-- Start of RECORDS FOR THIS EXERCISE --

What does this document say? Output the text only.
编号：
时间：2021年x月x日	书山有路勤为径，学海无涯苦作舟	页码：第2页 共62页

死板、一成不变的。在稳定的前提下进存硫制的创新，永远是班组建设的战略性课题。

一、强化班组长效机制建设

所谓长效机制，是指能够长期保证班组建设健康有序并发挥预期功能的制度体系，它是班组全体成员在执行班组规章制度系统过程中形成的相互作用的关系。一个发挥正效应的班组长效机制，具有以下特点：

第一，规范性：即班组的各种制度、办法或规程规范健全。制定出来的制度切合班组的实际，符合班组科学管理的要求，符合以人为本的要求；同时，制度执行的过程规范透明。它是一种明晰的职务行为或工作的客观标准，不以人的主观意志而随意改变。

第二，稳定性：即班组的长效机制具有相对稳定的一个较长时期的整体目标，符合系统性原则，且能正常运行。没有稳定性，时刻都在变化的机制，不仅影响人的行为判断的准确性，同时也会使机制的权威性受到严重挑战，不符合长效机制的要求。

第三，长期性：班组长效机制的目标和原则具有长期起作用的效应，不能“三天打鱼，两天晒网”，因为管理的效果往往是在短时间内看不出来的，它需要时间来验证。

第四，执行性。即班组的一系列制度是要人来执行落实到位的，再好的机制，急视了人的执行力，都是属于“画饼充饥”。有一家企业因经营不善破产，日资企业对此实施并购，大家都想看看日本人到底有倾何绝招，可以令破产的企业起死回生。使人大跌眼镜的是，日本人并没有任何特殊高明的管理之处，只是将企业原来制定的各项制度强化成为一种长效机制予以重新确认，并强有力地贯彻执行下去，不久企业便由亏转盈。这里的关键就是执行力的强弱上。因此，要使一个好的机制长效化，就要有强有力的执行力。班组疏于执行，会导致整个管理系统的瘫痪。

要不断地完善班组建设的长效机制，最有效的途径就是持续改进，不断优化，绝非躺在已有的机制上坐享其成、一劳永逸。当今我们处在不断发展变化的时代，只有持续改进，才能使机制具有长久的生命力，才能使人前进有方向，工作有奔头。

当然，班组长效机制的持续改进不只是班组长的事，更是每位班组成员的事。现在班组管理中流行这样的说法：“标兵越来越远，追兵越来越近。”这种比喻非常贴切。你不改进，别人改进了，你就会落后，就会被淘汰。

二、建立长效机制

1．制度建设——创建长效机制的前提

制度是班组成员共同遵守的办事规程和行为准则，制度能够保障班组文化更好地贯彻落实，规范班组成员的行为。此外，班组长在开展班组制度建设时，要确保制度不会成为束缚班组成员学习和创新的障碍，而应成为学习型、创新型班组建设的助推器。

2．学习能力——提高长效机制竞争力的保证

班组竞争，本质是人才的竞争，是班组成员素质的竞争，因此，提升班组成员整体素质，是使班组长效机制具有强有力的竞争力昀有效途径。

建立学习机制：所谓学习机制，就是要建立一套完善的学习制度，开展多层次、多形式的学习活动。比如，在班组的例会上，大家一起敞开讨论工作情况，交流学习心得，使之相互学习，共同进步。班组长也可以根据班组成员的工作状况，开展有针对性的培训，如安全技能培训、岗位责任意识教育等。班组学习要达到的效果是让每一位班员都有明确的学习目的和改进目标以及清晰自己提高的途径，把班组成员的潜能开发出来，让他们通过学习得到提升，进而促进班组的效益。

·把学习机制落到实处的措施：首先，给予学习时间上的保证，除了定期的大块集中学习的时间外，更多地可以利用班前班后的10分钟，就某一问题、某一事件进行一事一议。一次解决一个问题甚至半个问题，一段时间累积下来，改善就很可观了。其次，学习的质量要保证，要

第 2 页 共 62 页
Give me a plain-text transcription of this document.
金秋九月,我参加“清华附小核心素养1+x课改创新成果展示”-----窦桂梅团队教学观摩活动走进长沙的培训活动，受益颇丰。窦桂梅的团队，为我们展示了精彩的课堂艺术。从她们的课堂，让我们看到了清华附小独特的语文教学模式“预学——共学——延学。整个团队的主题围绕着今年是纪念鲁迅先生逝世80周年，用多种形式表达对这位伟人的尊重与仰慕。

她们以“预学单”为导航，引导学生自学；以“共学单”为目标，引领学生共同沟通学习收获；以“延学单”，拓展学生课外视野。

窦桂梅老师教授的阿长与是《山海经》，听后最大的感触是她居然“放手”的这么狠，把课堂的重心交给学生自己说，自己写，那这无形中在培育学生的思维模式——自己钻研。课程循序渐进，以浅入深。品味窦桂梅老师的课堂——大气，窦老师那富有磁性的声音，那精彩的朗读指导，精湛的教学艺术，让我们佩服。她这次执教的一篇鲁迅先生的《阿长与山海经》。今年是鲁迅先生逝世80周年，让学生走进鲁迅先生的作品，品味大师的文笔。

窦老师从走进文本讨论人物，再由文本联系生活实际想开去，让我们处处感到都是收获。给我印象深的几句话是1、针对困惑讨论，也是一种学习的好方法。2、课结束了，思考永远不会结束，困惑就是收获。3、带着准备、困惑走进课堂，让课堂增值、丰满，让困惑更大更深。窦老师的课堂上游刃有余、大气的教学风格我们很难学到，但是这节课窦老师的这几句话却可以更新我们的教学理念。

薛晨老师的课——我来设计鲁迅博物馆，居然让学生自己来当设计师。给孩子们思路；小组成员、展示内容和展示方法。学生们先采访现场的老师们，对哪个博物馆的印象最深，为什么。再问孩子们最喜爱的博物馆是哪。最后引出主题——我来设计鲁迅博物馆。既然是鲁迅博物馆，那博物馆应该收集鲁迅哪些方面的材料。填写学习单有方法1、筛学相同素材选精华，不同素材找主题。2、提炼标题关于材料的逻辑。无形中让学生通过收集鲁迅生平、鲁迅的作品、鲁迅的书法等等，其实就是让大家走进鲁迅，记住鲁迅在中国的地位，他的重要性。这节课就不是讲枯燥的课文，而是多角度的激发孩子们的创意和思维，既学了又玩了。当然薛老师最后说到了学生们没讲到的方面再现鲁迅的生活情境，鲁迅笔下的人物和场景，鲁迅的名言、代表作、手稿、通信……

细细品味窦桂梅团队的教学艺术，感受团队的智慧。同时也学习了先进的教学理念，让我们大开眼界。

-- End of RECORDS FOR THIS EXERCISE --

§ **STATED EXERCISE**: Give the complete listing a second time, exactly as it reads.

§ **EXERCISE RESULT**:
What does this document say? Output the text only.
编号：
时间：2021年x月x日	书山有路勤为径，学海无涯苦作舟	页码：第2页 共62页

死板、一成不变的。在稳定的前提下进存硫制的创新，永远是班组建设的战略性课题。

一、强化班组长效机制建设

所谓长效机制，是指能够长期保证班组建设健康有序并发挥预期功能的制度体系，它是班组全体成员在执行班组规章制度系统过程中形成的相互作用的关系。一个发挥正效应的班组长效机制，具有以下特点：

第一，规范性：即班组的各种制度、办法或规程规范健全。制定出来的制度切合班组的实际，符合班组科学管理的要求，符合以人为本的要求；同时，制度执行的过程规范透明。它是一种明晰的职务行为或工作的客观标准，不以人的主观意志而随意改变。

第二，稳定性：即班组的长效机制具有相对稳定的一个较长时期的整体目标，符合系统性原则，且能正常运行。没有稳定性，时刻都在变化的机制，不仅影响人的行为判断的准确性，同时也会使机制的权威性受到严重挑战，不符合长效机制的要求。

第三，长期性：班组长效机制的目标和原则具有长期起作用的效应，不能“三天打鱼，两天晒网”，因为管理的效果往往是在短时间内看不出来的，它需要时间来验证。

第四，执行性。即班组的一系列制度是要人来执行落实到位的，再好的机制，急视了人的执行力，都是属于“画饼充饥”。有一家企业因经营不善破产，日资企业对此实施并购，大家都想看看日本人到底有倾何绝招，可以令破产的企业起死回生。使人大跌眼镜的是，日本人并没有任何特殊高明的管理之处，只是将企业原来制定的各项制度强化成为一种长效机制予以重新确认，并强有力地贯彻执行下去，不久企业便由亏转盈。这里的关键就是执行力的强弱上。因此，要使一个好的机制长效化，就要有强有力的执行力。班组疏于执行，会导致整个管理系统的瘫痪。

要不断地完善班组建设的长效机制，最有效的途径就是持续改进，不断优化，绝非躺在已有的机制上坐享其成、一劳永逸。当今我们处在不断发展变化的时代，只有持续改进，才能使机制具有长久的生命力，才能使人前进有方向，工作有奔头。

当然，班组长效机制的持续改进不只是班组长的事，更是每位班组成员的事。现在班组管理中流行这样的说法：“标兵越来越远，追兵越来越近。”这种比喻非常贴切。你不改进，别人改进了，你就会落后，就会被淘汰。

二、建立长效机制

1．制度建设——创建长效机制的前提

制度是班组成员共同遵守的办事规程和行为准则，制度能够保障班组文化更好地贯彻落实，规范班组成员的行为。此外，班组长在开展班组制度建设时，要确保制度不会成为束缚班组成员学习和创新的障碍，而应成为学习型、创新型班组建设的助推器。

2．学习能力——提高长效机制竞争力的保证

班组竞争，本质是人才的竞争，是班组成员素质的竞争，因此，提升班组成员整体素质，是使班组长效机制具有强有力的竞争力昀有效途径。

建立学习机制：所谓学习机制，就是要建立一套完善的学习制度，开展多层次、多形式的学习活动。比如，在班组的例会上，大家一起敞开讨论工作情况，交流学习心得，使之相互学习，共同进步。班组长也可以根据班组成员的工作状况，开展有针对性的培训，如安全技能培训、岗位责任意识教育等。班组学习要达到的效果是让每一位班员都有明确的学习目的和改进目标以及清晰自己提高的途径，把班组成员的潜能开发出来，让他们通过学习得到提升，进而促进班组的效益。

·把学习机制落到实处的措施：首先，给予学习时间上的保证，除了定期的大块集中学习的时间外，更多地可以利用班前班后的10分钟，就某一问题、某一事件进行一事一议。一次解决一个问题甚至半个问题，一段时间累积下来，改善就很可观了。其次，学习的质量要保证，要

第 2 页 共 62 页
Give me a plain-text transcription of this document.
金秋九月,我参加“清华附小核心素养1+x课改创新成果展示”-----窦桂梅团队教学观摩活动走进长沙的培训活动，受益颇丰。窦桂梅的团队，为我们展示了精彩的课堂艺术。从她们的课堂，让我们看到了清华附小独特的语文教学模式“预学——共学——延学。整个团队的主题围绕着今年是纪念鲁迅先生逝世80周年，用多种形式表达对这位伟人的尊重与仰慕。

她们以“预学单”为导航，引导学生自学；以“共学单”为目标，引领学生共同沟通学习收获；以“延学单”，拓展学生课外视野。

窦桂梅老师教授的阿长与是《山海经》，听后最大的感触是她居然“放手”的这么狠，把课堂的重心交给学生自己说，自己写，那这无形中在培育学生的思维模式——自己钻研。课程循序渐进，以浅入深。品味窦桂梅老师的课堂——大气，窦老师那富有磁性的声音，那精彩的朗读指导，精湛的教学艺术，让我们佩服。她这次执教的一篇鲁迅先生的《阿长与山海经》。今年是鲁迅先生逝世80周年，让学生走进鲁迅先生的作品，品味大师的文笔。

窦老师从走进文本讨论人物，再由文本联系生活实际想开去，让我们处处感到都是收获。给我印象深的几句话是1、针对困惑讨论，也是一种学习的好方法。2、课结束了，思考永远不会结束，困惑就是收获。3、带着准备、困惑走进课堂，让课堂增值、丰满，让困惑更大更深。窦老师的课堂上游刃有余、大气的教学风格我们很难学到，但是这节课窦老师的这几句话却可以更新我们的教学理念。

薛晨老师的课——我来设计鲁迅博物馆，居然让学生自己来当设计师。给孩子们思路；小组成员、展示内容和展示方法。学生们先采访现场的老师们，对哪个博物馆的印象最深，为什么。再问孩子们最喜爱的博物馆是哪。最后引出主题——我来设计鲁迅博物馆。既然是鲁迅博物馆，那博物馆应该收集鲁迅哪些方面的材料。填写学习单有方法1、筛学相同素材选精华，不同素材找主题。2、提炼标题关于材料的逻辑。无形中让学生通过收集鲁迅生平、鲁迅的作品、鲁迅的书法等等，其实就是让大家走进鲁迅，记住鲁迅在中国的地位，他的重要性。这节课就不是讲枯燥的课文，而是多角度的激发孩子们的创意和思维，既学了又玩了。当然薛老师最后说到了学生们没讲到的方面再现鲁迅的生活情境，鲁迅笔下的人物和场景，鲁迅的名言、代表作、手稿、通信……

细细品味窦桂梅团队的教学艺术，感受团队的智慧。同时也学习了先进的教学理念，让我们大开眼界。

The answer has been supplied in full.